■ **EXCERPT TO READ**
* begin *

Welcome to the world of biomimicry. The word comes from two Greek words: “bios” meaning life, and “mimesis” meaning to imitate. It refers to designs or inventions that imitate the natural world.

The core idea is really simple, yet game-changing. Despite the many advances of technology and engineering, nothing competes with the natural world — there is no boat that glides as flawlessly as a fish, or plane that flies as effortlessly as an eagle. But by observing the wonderful world Hashem created, we can learn crucial lessons, solve issues that technology is grappling with, and improve manmade products such as the swimsuit and underwater eyes in the examples above.

Biomimicry wasn’t popular until 1997, when self-proclaimed nature nerd Janine Benyus wrote her famous book, Biomimicry: Innovation Inspired by Nature, and founded the Biomimicry Institute, an organization dedicated to studying biomimicry.

Since then, even large, famous companies have started using this concept to come up with remarkable new inventions inspired by nature. Here are some of the latest:

Fly, Fly

Today, traveling across the globe is no great shakes. But hopping on a plane wasn’t always an option. It took plenty of trial and error — often with fatal ramifications — before the Wright brothers entered the scene. Where did they get it right, where everyone else went wrong?

* end *

■ **DIRECTION**
Extend the biomimicry article past its final sentence, carrying on with the "Fly, Fly" section.

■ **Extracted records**
* begin *

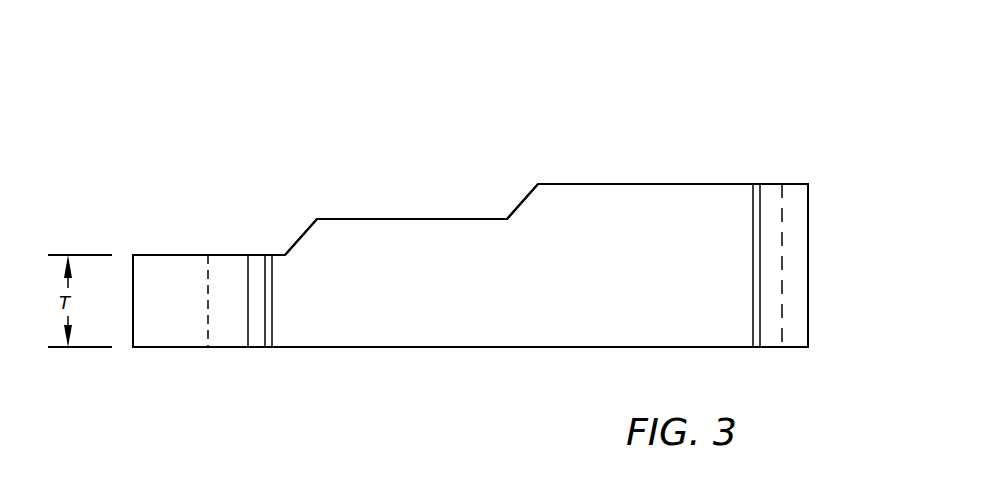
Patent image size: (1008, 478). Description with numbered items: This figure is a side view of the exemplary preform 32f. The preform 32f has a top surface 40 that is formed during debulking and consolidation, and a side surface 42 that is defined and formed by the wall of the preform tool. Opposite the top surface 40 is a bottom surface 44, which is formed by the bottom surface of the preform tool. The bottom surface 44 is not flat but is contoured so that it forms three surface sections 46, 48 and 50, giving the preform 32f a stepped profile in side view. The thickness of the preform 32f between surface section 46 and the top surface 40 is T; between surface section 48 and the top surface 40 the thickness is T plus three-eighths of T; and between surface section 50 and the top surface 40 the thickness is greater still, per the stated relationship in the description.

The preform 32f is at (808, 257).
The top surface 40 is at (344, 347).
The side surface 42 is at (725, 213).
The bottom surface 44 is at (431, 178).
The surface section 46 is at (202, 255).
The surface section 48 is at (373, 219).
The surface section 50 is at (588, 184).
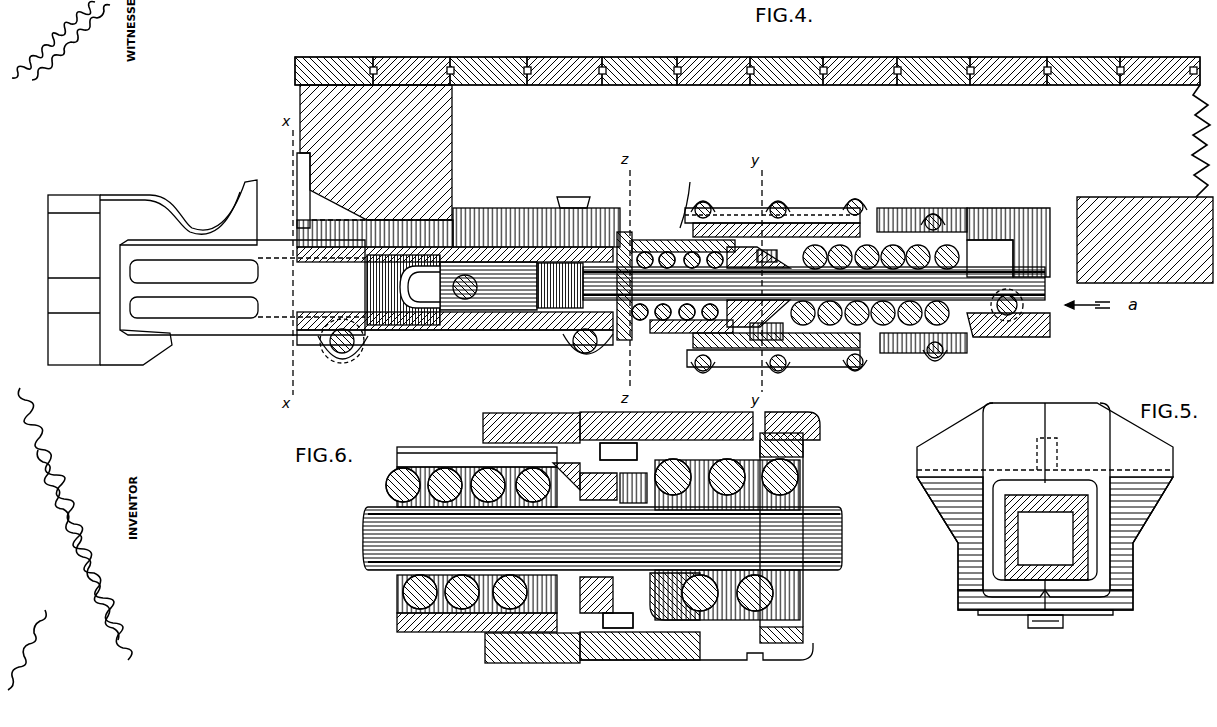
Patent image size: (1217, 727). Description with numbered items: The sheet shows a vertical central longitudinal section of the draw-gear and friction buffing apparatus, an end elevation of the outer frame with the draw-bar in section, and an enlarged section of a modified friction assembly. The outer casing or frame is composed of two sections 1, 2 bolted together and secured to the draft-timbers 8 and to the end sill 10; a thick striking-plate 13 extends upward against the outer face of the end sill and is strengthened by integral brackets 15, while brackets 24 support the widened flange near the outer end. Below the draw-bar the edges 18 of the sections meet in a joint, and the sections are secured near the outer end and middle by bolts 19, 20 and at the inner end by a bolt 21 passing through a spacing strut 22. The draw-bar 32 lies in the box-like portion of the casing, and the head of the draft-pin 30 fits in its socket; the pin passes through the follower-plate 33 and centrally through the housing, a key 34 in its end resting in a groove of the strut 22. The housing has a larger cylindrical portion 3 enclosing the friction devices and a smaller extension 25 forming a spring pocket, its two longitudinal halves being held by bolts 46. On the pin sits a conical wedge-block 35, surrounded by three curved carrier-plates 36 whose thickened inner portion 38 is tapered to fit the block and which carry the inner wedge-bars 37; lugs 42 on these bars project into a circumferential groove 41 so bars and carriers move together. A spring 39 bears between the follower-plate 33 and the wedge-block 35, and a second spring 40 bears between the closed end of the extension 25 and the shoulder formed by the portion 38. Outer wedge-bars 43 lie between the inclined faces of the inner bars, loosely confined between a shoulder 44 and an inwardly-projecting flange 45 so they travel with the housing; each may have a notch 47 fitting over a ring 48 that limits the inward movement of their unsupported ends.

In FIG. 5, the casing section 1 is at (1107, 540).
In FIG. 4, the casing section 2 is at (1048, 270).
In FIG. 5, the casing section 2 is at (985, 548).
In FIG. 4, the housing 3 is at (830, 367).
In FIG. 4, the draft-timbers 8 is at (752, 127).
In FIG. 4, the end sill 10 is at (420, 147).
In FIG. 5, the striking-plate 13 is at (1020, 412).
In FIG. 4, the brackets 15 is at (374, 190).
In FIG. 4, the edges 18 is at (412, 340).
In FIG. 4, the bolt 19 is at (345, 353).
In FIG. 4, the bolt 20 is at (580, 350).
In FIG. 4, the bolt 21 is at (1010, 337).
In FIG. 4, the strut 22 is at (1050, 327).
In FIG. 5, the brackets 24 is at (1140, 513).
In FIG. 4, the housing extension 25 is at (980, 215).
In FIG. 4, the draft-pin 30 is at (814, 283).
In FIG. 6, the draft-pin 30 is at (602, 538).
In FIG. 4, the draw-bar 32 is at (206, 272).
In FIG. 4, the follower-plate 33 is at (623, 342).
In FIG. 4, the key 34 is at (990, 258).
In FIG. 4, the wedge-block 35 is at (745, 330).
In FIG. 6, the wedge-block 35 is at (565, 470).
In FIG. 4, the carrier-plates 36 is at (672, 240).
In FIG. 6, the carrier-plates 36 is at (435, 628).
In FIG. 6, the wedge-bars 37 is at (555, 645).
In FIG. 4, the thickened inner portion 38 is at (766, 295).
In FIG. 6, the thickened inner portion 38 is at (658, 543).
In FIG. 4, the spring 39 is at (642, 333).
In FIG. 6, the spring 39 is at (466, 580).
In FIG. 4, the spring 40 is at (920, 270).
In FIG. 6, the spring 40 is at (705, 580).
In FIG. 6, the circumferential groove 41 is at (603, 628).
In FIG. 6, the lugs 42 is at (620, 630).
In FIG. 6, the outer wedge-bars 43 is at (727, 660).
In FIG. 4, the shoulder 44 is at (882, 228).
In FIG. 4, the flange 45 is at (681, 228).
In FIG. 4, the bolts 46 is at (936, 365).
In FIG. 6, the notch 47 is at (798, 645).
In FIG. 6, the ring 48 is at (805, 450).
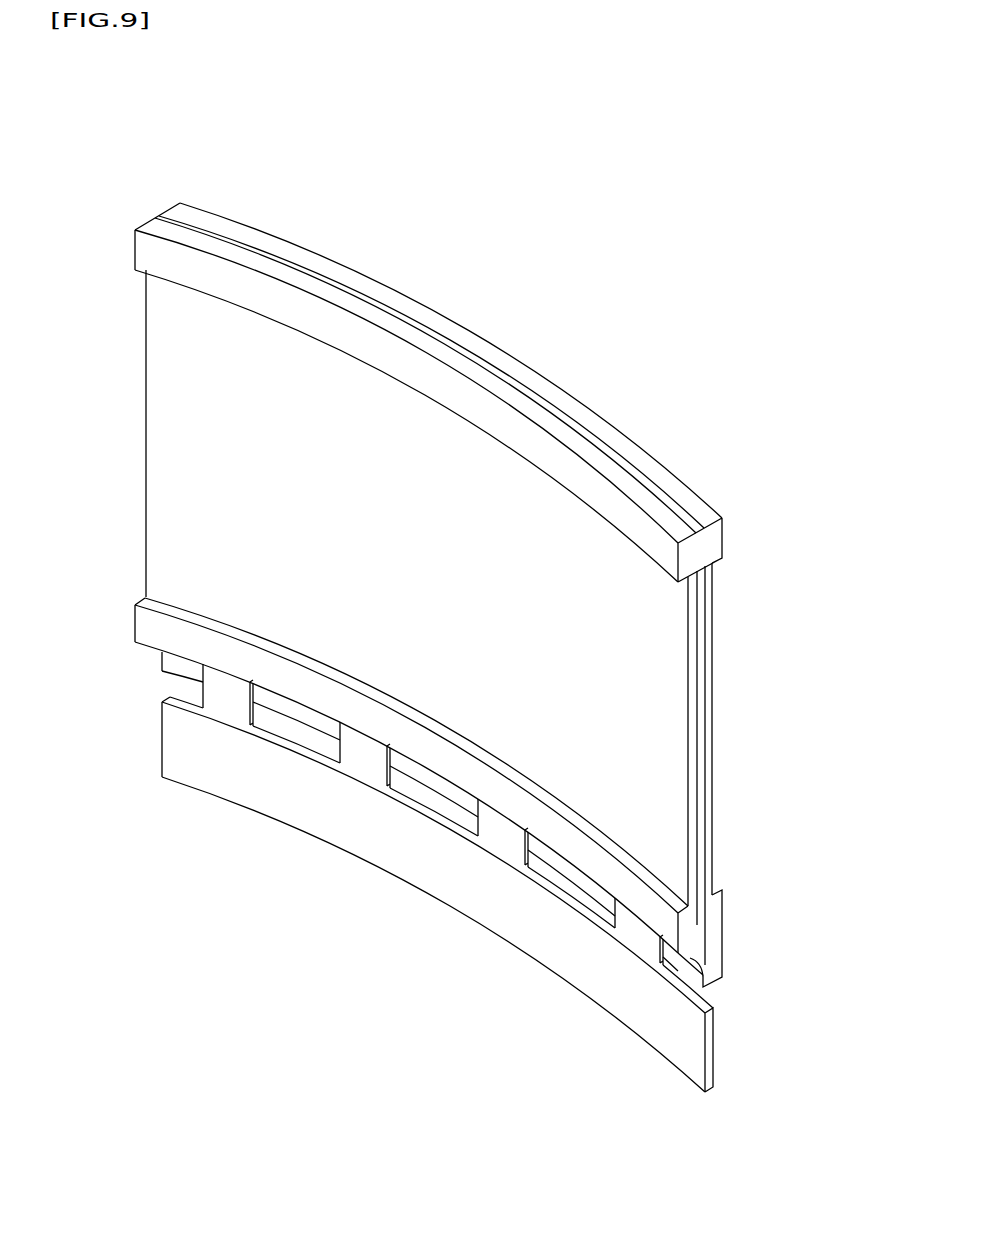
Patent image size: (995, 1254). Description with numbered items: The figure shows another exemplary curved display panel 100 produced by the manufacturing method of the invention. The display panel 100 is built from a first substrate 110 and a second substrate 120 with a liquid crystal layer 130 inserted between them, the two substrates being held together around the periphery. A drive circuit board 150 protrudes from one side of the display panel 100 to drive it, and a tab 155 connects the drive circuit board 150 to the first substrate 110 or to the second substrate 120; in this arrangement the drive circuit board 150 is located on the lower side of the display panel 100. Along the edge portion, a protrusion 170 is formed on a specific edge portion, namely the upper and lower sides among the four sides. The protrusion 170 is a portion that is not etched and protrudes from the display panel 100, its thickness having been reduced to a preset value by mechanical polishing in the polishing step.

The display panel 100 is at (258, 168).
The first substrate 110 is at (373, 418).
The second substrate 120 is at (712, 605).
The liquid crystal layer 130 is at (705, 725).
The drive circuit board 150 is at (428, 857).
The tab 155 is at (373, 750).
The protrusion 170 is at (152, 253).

* end *

■ **OUTPUT BELOW**
 

Orville and Wilbur Wright spent a great deal of time observing birds in flight until they picked up a crucial insight. They noticed that birds change the shape of their wings to turn and maneuver. The Wrights thought that if they could use this technique, and learn to warp or change a portion of the wing during flight, their plane quandary might be solved. Of course, they were right. After a couple of tweaks, the first plane was invented, and history was made

Velcro

In the 1940s, Swiss engineer George de Mestral was taking a leisurely stroll with his dog, when burrs — those pesky round plants with spiked, thorny edges — got caught in his dog’s fur and on George’s pants. After examining the troublesome plant, George realized that a replica of the burr, with its tiny hooks, could make a great adhesive. And — voilà! Eight years later, good ol’ Velcro was born. (Excerpted from Mishpacha Jr., Issue 695)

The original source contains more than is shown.